→ **Document segment**:
· · · · · · ·

This is the time of year when people can’t wait to shed their heavy winter coats and head outside to look for the many signs of spring.
What we want to see is green. After so many months of cold and dreary weather, green grass and blossoming trees are proof positive that the tide is turning and that our yards and gardens are (finally) coming back to life.
Spring also brightens up menus with tender, seasonal veggies and fresh flavors. Sure, nothing beats a big, warming bowl of stew when it’s cold outside. It’s just that after eating those comforting (and filling) dishes for so long, we can’t help but applaud the arrival of delicate, aromatic herbs such as dill, parsley, chives and cilantro, or the crunch of a spicy radish — among the earliest spring harvests for most gardeners.
There’s also the joy of finding bundles of pencil-thin asparagus, spring onions and bunches of fresh, leafy greens like arugula, spinach and baby lettuce at local markets.
Early community-supported agriculture baskets are also a friend to spring kitchens with offerings such as garlic scapes, sweet baby carrots and snap and snow peas.

· · · · · · ·

→ **Record extracts**:
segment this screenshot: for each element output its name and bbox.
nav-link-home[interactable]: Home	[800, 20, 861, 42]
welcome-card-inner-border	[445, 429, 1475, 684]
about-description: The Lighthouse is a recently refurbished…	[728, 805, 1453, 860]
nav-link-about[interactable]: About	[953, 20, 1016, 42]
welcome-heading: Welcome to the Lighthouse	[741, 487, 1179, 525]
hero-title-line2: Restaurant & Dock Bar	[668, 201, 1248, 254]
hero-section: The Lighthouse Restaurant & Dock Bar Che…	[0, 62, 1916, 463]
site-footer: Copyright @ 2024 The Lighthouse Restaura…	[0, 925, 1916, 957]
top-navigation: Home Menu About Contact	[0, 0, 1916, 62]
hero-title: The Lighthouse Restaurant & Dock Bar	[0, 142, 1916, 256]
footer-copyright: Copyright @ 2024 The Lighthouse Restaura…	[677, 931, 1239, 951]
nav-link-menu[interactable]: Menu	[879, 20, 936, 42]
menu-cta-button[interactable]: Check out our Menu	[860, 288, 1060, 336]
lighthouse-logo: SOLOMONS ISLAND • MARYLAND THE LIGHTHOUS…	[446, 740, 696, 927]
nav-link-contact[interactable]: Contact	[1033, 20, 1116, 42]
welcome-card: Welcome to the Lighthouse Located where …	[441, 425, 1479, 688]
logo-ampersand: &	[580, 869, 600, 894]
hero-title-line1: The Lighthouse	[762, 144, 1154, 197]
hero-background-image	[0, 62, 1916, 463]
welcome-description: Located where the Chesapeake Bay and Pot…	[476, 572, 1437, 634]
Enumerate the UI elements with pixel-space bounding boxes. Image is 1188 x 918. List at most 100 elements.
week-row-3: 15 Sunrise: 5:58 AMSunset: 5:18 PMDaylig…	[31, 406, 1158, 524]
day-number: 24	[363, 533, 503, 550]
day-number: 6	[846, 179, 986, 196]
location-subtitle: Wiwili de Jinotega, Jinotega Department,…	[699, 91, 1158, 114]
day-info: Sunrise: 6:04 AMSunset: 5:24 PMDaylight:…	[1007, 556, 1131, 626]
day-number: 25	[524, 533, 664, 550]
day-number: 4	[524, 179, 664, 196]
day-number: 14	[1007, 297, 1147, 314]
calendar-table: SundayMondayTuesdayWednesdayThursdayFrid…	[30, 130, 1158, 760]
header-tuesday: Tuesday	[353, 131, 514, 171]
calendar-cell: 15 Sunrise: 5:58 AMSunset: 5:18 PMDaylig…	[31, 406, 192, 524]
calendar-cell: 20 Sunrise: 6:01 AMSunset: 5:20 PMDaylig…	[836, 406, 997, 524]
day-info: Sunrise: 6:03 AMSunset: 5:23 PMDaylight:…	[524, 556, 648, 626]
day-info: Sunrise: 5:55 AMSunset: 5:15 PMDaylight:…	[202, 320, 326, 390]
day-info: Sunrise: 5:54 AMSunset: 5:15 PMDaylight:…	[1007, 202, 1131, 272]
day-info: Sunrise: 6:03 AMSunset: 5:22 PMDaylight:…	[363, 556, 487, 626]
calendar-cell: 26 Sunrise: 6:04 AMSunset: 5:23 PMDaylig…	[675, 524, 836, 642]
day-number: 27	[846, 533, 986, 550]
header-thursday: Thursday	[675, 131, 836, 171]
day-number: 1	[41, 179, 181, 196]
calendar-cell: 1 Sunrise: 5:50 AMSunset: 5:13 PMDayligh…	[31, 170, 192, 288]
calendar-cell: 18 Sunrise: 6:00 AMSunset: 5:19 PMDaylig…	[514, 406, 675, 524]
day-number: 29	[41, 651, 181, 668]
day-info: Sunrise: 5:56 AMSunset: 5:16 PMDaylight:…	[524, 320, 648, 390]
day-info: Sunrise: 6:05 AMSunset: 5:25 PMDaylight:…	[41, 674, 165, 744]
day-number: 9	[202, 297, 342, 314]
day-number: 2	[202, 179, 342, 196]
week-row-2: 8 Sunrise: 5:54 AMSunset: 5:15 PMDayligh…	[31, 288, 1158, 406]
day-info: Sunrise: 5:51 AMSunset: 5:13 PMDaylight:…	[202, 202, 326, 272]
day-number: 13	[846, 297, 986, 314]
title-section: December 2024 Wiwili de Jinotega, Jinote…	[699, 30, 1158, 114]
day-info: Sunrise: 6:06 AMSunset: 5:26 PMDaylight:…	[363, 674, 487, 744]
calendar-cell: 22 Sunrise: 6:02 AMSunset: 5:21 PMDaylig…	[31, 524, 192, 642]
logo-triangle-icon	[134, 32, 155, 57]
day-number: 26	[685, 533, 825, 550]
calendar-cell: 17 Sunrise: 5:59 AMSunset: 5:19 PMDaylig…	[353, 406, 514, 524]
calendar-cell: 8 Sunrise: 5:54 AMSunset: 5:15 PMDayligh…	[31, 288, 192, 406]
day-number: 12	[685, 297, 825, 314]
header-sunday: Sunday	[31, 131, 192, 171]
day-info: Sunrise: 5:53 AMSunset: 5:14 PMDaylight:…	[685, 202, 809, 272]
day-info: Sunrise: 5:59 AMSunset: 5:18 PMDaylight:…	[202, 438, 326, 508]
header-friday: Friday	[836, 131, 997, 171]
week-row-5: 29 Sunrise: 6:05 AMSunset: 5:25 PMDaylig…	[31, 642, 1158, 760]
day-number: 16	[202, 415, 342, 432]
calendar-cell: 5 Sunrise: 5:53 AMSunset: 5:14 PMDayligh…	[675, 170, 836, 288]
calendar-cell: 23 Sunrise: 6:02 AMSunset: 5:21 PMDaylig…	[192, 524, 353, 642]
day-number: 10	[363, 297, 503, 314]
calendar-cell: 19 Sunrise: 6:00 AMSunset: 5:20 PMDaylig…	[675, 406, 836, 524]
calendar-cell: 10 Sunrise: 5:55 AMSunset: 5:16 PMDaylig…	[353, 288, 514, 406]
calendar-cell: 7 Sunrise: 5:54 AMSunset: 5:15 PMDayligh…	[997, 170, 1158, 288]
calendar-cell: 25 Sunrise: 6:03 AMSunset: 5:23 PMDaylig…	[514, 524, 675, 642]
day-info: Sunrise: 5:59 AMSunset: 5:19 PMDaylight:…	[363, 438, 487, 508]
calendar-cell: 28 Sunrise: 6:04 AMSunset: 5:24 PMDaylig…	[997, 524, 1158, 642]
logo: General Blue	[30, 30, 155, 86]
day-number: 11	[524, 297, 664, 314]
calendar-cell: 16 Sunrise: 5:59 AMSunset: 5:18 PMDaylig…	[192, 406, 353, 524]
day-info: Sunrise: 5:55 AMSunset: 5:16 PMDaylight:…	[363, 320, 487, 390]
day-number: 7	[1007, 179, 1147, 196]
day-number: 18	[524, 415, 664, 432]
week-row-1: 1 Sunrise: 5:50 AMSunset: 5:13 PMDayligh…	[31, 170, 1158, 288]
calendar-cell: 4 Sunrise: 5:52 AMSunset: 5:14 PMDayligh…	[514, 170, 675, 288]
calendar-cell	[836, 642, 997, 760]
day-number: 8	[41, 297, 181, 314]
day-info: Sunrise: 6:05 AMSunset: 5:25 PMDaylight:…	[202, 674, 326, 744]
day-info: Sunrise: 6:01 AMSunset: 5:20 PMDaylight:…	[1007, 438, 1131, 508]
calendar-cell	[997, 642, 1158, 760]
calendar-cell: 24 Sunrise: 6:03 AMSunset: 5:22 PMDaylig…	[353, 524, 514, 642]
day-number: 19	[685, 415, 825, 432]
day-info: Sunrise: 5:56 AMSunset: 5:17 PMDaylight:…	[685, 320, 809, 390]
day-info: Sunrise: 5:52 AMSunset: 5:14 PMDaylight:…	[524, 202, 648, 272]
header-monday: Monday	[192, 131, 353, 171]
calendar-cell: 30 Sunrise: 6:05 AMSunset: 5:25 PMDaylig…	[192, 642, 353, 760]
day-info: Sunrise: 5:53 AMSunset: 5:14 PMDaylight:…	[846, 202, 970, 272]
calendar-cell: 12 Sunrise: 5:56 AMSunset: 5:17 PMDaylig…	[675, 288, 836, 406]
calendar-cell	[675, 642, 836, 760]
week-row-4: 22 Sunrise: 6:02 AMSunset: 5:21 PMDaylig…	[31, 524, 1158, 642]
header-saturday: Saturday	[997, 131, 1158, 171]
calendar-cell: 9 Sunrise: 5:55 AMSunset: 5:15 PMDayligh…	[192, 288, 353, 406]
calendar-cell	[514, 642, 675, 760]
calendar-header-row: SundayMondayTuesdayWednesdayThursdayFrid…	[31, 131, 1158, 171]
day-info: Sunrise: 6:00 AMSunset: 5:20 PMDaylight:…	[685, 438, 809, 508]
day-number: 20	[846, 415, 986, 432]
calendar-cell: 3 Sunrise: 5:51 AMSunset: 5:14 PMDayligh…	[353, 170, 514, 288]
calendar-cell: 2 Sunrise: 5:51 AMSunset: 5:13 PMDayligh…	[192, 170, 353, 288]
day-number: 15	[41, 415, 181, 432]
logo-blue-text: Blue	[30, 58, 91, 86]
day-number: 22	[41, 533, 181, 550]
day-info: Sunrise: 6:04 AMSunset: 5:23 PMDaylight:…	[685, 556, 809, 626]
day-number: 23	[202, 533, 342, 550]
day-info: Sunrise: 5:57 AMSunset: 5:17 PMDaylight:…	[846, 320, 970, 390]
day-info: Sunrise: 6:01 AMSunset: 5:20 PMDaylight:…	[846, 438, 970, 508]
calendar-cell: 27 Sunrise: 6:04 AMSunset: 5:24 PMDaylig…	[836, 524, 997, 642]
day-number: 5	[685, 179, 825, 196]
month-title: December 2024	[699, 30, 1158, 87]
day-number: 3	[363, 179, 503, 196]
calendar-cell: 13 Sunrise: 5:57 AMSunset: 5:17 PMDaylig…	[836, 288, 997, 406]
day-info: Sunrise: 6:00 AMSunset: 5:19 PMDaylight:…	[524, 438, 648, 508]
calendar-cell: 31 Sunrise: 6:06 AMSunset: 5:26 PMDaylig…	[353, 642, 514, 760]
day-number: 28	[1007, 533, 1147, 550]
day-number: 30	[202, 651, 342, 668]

· · · · · · ·

→ **Tasks and exercises**:
A – Say whether each statement agrees with the passage on spring produce. Answer yes or no for each and quote the words of the passage that decide it.
(i) Radishes are among the earliest spring harvests for most gardeners.
(ii) Kale is one of the leafy greens named as found at local markets.
(iii) Early community-supported agriculture baskets can include garlic scapes.
B – Count the lines of the entries that contain the string "Menu", with case counting, and give only the number.

→ **Responses in order**:
A –
(i) Yes: "the crunch of a spicy radish — among the earliest spring harvests for most gardeners"
(ii) No: "fresh, leafy greens like arugula, spinach and baby lettuce at local markets"
(iii) Yes: "offerings such as garlic scapes, sweet baby carrots and snap and snow peas"

B – 3